-- begin Supplied records --

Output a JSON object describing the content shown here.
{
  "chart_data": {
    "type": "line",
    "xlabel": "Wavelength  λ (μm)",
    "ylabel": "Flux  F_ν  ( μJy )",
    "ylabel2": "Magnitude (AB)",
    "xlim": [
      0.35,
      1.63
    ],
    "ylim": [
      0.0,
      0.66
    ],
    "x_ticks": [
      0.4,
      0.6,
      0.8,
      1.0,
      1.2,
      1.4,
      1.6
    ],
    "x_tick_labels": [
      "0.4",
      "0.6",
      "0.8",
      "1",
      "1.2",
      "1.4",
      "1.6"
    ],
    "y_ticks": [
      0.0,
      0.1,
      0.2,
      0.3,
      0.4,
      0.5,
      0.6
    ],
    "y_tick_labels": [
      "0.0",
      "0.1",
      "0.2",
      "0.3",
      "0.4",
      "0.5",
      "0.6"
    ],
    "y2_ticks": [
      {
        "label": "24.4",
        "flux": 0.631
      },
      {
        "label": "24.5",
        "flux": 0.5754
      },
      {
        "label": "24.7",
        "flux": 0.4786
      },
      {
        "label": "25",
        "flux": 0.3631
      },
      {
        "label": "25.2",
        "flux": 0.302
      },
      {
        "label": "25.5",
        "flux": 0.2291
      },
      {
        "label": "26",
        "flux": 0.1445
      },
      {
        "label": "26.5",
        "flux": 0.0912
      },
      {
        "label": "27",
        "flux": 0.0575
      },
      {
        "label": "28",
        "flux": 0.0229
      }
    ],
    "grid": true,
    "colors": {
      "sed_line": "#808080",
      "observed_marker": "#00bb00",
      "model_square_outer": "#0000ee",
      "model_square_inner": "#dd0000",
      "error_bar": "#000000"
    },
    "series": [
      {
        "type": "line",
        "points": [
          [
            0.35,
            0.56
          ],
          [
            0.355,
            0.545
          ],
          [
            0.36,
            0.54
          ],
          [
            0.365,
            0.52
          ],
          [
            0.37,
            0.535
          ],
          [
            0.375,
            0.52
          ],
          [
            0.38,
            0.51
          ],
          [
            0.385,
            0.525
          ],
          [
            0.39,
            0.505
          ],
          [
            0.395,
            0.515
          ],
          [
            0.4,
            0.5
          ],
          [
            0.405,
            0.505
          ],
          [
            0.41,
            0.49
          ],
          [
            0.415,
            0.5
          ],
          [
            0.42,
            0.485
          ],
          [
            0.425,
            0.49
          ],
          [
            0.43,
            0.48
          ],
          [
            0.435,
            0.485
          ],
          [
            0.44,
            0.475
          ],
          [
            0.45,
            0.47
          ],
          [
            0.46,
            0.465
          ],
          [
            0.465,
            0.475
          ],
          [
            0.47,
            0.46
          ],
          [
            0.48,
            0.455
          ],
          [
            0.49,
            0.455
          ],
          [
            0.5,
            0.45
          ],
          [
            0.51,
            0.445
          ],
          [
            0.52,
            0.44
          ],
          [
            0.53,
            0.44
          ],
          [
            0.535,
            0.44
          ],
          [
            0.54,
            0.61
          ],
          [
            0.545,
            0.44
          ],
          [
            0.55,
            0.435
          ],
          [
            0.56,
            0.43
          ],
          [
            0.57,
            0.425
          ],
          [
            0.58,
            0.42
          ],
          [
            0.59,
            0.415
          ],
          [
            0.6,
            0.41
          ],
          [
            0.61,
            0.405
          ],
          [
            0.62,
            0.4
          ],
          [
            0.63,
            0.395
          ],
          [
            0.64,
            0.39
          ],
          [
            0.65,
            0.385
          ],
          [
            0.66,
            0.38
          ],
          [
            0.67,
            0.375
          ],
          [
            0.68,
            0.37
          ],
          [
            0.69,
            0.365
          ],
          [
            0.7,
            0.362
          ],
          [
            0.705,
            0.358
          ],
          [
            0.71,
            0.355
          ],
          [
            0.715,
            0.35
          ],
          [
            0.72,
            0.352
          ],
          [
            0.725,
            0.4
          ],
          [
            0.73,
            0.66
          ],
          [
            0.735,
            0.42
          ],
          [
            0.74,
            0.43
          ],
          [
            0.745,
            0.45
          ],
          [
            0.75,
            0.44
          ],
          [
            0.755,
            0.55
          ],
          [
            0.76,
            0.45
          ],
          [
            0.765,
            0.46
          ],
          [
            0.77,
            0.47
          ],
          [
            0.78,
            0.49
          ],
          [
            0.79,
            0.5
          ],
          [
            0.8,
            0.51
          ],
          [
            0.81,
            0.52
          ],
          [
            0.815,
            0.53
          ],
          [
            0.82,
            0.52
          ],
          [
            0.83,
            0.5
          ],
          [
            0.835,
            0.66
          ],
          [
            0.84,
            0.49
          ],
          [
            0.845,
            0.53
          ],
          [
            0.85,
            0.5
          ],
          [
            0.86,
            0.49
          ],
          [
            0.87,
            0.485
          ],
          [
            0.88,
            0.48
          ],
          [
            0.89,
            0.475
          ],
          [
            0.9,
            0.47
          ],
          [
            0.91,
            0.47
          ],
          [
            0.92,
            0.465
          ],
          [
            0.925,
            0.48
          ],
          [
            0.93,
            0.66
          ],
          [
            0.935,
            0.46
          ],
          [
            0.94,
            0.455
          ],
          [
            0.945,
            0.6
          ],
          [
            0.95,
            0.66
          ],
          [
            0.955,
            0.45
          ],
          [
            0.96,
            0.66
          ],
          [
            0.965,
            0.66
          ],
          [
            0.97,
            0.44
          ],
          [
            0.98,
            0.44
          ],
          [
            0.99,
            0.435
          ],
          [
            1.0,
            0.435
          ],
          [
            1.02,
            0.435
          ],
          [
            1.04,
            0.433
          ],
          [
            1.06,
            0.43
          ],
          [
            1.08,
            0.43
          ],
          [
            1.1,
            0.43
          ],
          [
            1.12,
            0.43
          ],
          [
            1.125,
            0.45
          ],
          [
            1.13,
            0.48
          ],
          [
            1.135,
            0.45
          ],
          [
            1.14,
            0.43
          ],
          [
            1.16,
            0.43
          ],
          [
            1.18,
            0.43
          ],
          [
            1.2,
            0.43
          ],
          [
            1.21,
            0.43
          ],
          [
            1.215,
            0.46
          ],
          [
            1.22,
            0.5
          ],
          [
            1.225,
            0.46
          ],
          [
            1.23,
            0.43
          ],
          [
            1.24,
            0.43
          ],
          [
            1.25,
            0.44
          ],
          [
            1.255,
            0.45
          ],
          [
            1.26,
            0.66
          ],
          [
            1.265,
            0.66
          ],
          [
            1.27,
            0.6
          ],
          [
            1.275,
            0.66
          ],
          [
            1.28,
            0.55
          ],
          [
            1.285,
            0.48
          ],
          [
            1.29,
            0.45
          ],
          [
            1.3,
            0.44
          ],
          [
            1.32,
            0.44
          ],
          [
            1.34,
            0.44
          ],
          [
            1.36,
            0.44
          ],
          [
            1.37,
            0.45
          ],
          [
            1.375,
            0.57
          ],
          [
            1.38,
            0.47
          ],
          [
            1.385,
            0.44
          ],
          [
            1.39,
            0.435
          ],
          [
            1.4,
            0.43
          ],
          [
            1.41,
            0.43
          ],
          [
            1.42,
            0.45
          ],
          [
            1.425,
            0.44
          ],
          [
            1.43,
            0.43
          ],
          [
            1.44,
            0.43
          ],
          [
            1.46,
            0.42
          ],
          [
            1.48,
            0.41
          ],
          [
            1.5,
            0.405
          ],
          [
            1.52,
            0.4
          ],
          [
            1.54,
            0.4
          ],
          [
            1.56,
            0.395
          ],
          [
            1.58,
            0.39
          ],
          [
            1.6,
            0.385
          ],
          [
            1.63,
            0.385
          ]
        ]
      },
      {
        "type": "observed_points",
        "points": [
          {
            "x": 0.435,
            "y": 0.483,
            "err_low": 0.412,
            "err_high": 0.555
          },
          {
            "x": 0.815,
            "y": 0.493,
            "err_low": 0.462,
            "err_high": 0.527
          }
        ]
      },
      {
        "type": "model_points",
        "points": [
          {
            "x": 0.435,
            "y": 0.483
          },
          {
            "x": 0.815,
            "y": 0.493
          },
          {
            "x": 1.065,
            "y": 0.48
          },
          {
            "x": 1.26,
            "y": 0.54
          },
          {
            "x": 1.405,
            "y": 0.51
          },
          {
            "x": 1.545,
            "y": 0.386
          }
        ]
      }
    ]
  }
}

-- end Supplied records --

* [Short problem]: Copy, from the material above, each line in which the string "type" occurs.

* [Finished exercise]:
    "type": "line",
        "type": "line",
        "type": "observed_points",
        "type": "model_points",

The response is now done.